Challenge
Extract the complete data exactly as given.

[Records from a dataset]
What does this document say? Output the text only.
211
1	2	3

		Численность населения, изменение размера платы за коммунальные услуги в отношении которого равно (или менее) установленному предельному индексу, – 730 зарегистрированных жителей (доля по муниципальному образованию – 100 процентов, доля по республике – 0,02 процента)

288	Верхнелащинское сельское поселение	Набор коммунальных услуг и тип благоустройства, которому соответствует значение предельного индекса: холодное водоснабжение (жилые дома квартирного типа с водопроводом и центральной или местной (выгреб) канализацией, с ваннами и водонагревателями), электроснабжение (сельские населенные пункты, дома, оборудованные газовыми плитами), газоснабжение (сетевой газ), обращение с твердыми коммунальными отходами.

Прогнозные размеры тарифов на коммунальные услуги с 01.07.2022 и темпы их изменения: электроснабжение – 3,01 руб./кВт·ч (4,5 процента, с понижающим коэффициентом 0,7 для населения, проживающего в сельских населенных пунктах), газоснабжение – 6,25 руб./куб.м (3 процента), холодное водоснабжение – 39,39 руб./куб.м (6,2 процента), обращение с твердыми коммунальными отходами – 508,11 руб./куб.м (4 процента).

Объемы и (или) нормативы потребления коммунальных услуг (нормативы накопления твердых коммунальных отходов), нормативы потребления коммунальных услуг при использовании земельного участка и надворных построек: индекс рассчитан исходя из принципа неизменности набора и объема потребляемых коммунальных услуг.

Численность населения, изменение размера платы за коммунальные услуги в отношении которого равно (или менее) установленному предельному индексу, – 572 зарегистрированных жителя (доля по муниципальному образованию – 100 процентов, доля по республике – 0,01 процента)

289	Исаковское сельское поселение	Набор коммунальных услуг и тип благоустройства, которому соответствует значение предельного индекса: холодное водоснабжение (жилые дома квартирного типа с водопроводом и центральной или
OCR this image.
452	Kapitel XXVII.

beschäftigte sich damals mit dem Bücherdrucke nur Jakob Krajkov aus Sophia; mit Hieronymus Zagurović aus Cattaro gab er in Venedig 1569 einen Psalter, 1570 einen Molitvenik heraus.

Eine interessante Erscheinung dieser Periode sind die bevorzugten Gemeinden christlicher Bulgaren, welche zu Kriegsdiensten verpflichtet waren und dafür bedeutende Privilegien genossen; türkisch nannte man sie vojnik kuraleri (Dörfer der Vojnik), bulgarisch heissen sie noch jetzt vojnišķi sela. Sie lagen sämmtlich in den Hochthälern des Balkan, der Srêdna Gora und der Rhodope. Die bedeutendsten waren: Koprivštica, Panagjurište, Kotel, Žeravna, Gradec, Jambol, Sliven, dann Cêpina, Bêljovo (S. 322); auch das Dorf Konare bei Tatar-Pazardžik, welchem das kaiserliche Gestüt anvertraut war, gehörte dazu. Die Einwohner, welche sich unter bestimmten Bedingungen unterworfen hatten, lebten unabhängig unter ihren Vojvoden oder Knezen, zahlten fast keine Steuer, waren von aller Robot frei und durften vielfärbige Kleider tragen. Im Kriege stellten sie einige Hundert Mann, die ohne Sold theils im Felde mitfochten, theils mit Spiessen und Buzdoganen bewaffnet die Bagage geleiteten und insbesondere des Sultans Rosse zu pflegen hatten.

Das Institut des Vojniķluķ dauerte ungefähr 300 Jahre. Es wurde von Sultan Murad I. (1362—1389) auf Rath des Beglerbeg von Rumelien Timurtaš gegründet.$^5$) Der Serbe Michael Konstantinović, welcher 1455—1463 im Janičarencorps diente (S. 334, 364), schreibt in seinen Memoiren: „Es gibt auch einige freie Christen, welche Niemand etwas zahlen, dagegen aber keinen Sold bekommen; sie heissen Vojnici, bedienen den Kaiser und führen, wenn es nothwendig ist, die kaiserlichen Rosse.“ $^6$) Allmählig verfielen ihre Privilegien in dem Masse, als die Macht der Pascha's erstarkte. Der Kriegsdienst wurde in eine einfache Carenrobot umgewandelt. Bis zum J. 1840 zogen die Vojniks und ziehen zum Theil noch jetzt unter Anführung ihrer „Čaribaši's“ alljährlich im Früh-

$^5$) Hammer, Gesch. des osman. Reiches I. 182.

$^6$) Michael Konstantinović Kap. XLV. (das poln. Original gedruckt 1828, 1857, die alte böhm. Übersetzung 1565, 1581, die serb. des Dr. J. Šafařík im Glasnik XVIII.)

Task output
What does this document say? Output the text only.
211
1	2	3

		Численность населения, изменение размера платы за коммунальные услуги в отношении которого равно (или менее) установленному предельному индексу, – 730 зарегистрированных жителей (доля по муниципальному образованию – 100 процентов, доля по республике – 0,02 процента)

288	Верхнелащинское сельское поселение	Набор коммунальных услуг и тип благоустройства, которому соответствует значение предельного индекса: холодное водоснабжение (жилые дома квартирного типа с водопроводом и центральной или местной (выгреб) канализацией, с ваннами и водонагревателями), электроснабжение (сельские населенные пункты, дома, оборудованные газовыми плитами), газоснабжение (сетевой газ), обращение с твердыми коммунальными отходами.

Прогнозные размеры тарифов на коммунальные услуги с 01.07.2022 и темпы их изменения: электроснабжение – 3,01 руб./кВт·ч (4,5 процента, с понижающим коэффициентом 0,7 для населения, проживающего в сельских населенных пунктах), газоснабжение – 6,25 руб./куб.м (3 процента), холодное водоснабжение – 39,39 руб./куб.м (6,2 процента), обращение с твердыми коммунальными отходами – 508,11 руб./куб.м (4 процента).

Объемы и (или) нормативы потребления коммунальных услуг (нормативы накопления твердых коммунальных отходов), нормативы потребления коммунальных услуг при использовании земельного участка и надворных построек: индекс рассчитан исходя из принципа неизменности набора и объема потребляемых коммунальных услуг.

Численность населения, изменение размера платы за коммунальные услуги в отношении которого равно (или менее) установленному предельному индексу, – 572 зарегистрированных жителя (доля по муниципальному образованию – 100 процентов, доля по республике – 0,01 процента)

289	Исаковское сельское поселение	Набор коммунальных услуг и тип благоустройства, которому соответствует значение предельного индекса: холодное водоснабжение (жилые дома квартирного типа с водопроводом и центральной или
OCR this image.
452	Kapitel XXVII.

beschäftigte sich damals mit dem Bücherdrucke nur Jakob Krajkov aus Sophia; mit Hieronymus Zagurović aus Cattaro gab er in Venedig 1569 einen Psalter, 1570 einen Molitvenik heraus.

Eine interessante Erscheinung dieser Periode sind die bevorzugten Gemeinden christlicher Bulgaren, welche zu Kriegsdiensten verpflichtet waren und dafür bedeutende Privilegien genossen; türkisch nannte man sie vojnik kuraleri (Dörfer der Vojnik), bulgarisch heissen sie noch jetzt vojnišķi sela. Sie lagen sämmtlich in den Hochthälern des Balkan, der Srêdna Gora und der Rhodope. Die bedeutendsten waren: Koprivštica, Panagjurište, Kotel, Žeravna, Gradec, Jambol, Sliven, dann Cêpina, Bêljovo (S. 322); auch das Dorf Konare bei Tatar-Pazardžik, welchem das kaiserliche Gestüt anvertraut war, gehörte dazu. Die Einwohner, welche sich unter bestimmten Bedingungen unterworfen hatten, lebten unabhängig unter ihren Vojvoden oder Knezen, zahlten fast keine Steuer, waren von aller Robot frei und durften vielfärbige Kleider tragen. Im Kriege stellten sie einige Hundert Mann, die ohne Sold theils im Felde mitfochten, theils mit Spiessen und Buzdoganen bewaffnet die Bagage geleiteten und insbesondere des Sultans Rosse zu pflegen hatten.

Das Institut des Vojniķluķ dauerte ungefähr 300 Jahre. Es wurde von Sultan Murad I. (1362—1389) auf Rath des Beglerbeg von Rumelien Timurtaš gegründet.$^5$) Der Serbe Michael Konstantinović, welcher 1455—1463 im Janičarencorps diente (S. 334, 364), schreibt in seinen Memoiren: „Es gibt auch einige freie Christen, welche Niemand etwas zahlen, dagegen aber keinen Sold bekommen; sie heissen Vojnici, bedienen den Kaiser und führen, wenn es nothwendig ist, die kaiserlichen Rosse.“ $^6$) Allmählig verfielen ihre Privilegien in dem Masse, als die Macht der Pascha's erstarkte. Der Kriegsdienst wurde in eine einfache Carenrobot umgewandelt. Bis zum J. 1840 zogen die Vojniks und ziehen zum Theil noch jetzt unter Anführung ihrer „Čaribaši's“ alljährlich im Früh-

$^5$) Hammer, Gesch. des osman. Reiches I. 182.

$^6$) Michael Konstantinović Kap. XLV. (das poln. Original gedruckt 1828, 1857, die alte böhm. Übersetzung 1565, 1581, die serb. des Dr. J. Šafařík im Glasnik XVIII.)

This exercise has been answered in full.